EXTRAIT À LIRE:
Le Bureau chinois des affaires taïwanaises a publié une longue déclaration hier soir, critiquant le contenu du discours du président Lai Ching-te (賴清德) lors de la fête nationale, estimant que la théorie de la « mère patrie » et la « nouvelle théorie des deux États » vont à l’encontre du principe d'une seule Chine et du « consensus de 1992 », aggravant ainsi les tensions entre les deux rives du détroit et compromettant sérieusement la paix et la stabilité du détroit de Taïwan.
Lors d'une interview au Yuan législatif, Puma Shen (沈伯洋), député du parti démocrate progressiste (DPP) au pouvoir, a estimé que la référence du président Lai Ching-te au fait que Taïwan et la Chine ne sont pas subordonnées l'une à l'autre est une réalité, mais que pour la Chine, ne pas accepter l'unification équivaut à promouvoir l'indépendance de Taïwan. Il a ajouté qu’en revanche, la Chine utilise des exercices militaires pour intimider et tenter d'annexer Taïwan, des provocations auxquelles Taïwan n'a jamais pris part.
Puma Shen a aussi critiqué l'ancien président Ma Ying-jeou (馬英九) pour s'être fait l'écho répété des déclarations de la Chine en critiquant Lai Ching-te d’utiliser la République de Chine pour couvrir l’indépendance de Taïwan : « Je pense que ce type de discours est nuisible. Je pense même que l'ancien président Ma a violé la loi. Nous devrions stipuler de tels comportements dans le droit pénal, parce que ce type de discours est de l’ordre de la trahison ».
Niu Hsu-ting (牛煦庭), député du parti nationaliste KMT, a pour sa part appelé le DPP à vérifier si son discours est conforme à l’esprit de la Constitution de la République de Chine.

DONNÉES FOURNIES:
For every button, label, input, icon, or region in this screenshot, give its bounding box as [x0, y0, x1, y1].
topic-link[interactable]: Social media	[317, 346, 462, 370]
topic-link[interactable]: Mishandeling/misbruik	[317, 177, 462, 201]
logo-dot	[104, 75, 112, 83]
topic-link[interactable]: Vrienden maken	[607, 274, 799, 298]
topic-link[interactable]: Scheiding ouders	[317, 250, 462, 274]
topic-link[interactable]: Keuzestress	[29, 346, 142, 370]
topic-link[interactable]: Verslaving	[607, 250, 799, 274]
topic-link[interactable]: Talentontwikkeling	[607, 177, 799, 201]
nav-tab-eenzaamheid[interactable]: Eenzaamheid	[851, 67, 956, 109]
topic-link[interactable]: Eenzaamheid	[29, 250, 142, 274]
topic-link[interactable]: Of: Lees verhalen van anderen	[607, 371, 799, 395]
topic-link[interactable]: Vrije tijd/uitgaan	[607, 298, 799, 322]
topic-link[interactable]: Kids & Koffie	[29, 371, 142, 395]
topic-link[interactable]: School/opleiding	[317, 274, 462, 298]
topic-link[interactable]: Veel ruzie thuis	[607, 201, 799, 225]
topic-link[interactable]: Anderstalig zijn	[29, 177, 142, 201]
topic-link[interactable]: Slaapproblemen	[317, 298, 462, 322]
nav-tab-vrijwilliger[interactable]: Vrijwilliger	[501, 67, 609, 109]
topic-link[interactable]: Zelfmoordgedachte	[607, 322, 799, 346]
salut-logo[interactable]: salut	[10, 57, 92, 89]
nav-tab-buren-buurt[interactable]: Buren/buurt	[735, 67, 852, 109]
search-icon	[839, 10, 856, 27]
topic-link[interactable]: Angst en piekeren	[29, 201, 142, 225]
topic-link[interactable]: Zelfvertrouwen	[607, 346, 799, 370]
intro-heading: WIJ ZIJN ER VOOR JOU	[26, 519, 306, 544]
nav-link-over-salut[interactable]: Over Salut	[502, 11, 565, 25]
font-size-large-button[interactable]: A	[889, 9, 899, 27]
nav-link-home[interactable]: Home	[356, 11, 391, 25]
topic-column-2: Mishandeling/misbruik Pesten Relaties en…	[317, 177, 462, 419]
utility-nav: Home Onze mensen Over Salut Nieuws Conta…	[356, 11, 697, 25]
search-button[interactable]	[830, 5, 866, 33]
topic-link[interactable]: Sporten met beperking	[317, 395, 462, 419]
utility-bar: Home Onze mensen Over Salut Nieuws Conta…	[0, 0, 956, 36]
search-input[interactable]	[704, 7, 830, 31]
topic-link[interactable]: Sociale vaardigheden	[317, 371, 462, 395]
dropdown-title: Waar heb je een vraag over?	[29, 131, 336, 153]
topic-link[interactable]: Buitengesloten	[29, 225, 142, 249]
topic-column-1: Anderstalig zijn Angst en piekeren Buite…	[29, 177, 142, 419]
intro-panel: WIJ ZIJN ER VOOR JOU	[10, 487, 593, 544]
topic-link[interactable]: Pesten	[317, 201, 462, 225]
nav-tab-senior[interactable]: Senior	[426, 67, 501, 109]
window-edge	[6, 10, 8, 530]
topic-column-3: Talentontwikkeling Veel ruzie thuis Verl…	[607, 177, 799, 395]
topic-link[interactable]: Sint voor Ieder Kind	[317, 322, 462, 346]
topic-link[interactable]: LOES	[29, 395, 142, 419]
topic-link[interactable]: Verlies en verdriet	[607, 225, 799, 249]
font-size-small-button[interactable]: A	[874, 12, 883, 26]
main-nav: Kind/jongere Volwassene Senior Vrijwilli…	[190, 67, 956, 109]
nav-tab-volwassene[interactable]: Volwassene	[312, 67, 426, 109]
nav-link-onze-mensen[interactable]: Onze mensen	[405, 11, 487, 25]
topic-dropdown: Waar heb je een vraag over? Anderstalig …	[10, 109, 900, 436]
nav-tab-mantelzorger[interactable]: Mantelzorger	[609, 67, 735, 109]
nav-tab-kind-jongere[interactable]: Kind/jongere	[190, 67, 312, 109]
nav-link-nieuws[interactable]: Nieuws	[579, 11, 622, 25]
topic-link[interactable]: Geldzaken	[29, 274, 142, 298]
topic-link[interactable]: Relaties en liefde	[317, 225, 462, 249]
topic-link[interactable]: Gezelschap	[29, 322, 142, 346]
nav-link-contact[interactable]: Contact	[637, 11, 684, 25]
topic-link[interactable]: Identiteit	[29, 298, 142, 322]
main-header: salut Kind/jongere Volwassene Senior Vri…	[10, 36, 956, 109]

CONSIGNE:
Résumez sous forme de liste le paragraphe de l'extrait qui commence par « Lors d'une interview au Yuan législatif », en conservant ses faits principaux. Les lignes fournies forment un matériau indépendant de l'extrait.

CORRIGÉ:
- Au Yuan législatif, Puma Shen, député du DPP au pouvoir, a jugé réel le fait, évoqué par le président Lai Ching-te, que Taïwan et la Chine ne sont pas subordonnées l'une à l'autre.
- Selon lui, pour la Chine, ne pas accepter l'unification équivaut à promouvoir l'indépendance de Taïwan.
- Il a ajouté que la Chine se sert d'exercices militaires pour intimider Taïwan et tenter de l'annexer, des provocations auxquelles Taïwan n'a jamais pris part.